DOCUMENT SEGMENT:
/---

Between a rock and a hard place?
Over the decades, Japanese banks have been criticised, fairly or unfairly, as having a boom-bust approach to international business. How do the international ambitions of Japan’s major financial groups stack up today amid ongoing monetary stimulus at home and a challenging environment overseas? Is it different this time?
The period since the global financial crisis has coincided with a time of heavy investment by Japanese financial institutions. Coming out of the upheaval of their own 1990s banking crisis and the economic torpor of the post-1990 period at home, Japan’s restructured and rejuvenated banks looked overseas for growth from an enviable position of strength.
Mitsubishi UFJ Financial Group’s purchase of a 24.4% stake in Morgan Stanley and Nomura buying Lehman Brothers’ European and Asian businesses were the most high-profile examples of Japanese banks moving out into the world.
But other banks acquired huge portfolios of assets from international players forced into panicked post-crisis deleveraging, in the process further globalising their geographical, client and product footprints. Mizuho’s acquisition of RBS’s North American loan portfolio, for example, added bankers in key areas such as debt origination and leveraged finance.
Japan’s mega-commercial banks also acquired, bought strategic stakes in or arranged joint ventures with Asian banks to round out their offerings in fast-growing markets closer to home.
“The Japanese banks are on our radar. They have had made a lot of progress in their non-Japan [CIB] growth strategies, even though 2018 has been a challenging year for them,” said the head of research at a leading market analytics firm.

\---

COLLECTED DATA:
/---

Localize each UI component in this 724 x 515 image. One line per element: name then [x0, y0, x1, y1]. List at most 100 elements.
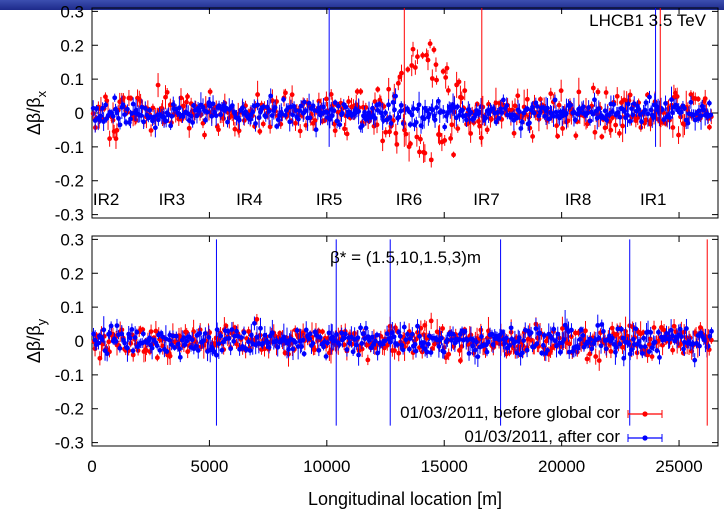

\---

GIVEN EXERCISE 1: In the article on Japanese banks' overseas expansion, how large a stake in Morgan Stanley did Mitsubishi UFJ Financial Group buy?
GIVEN EXERCISE 2: Quote the article on Japanese banks' overseas expansion between "The period since" and "position of strength.", inclusive.

TASK ANSWER 1: A 24.4% stake.

TASK ANSWER 2:
The period since the global financial crisis has coincided with a time of heavy investment by Japanese financial institutions. Coming out of the upheaval of their own 1990s banking crisis and the economic torpor of the post-1990 period at home, Japan’s restructured and rejuvenated banks looked overseas for growth from an enviable position of strength.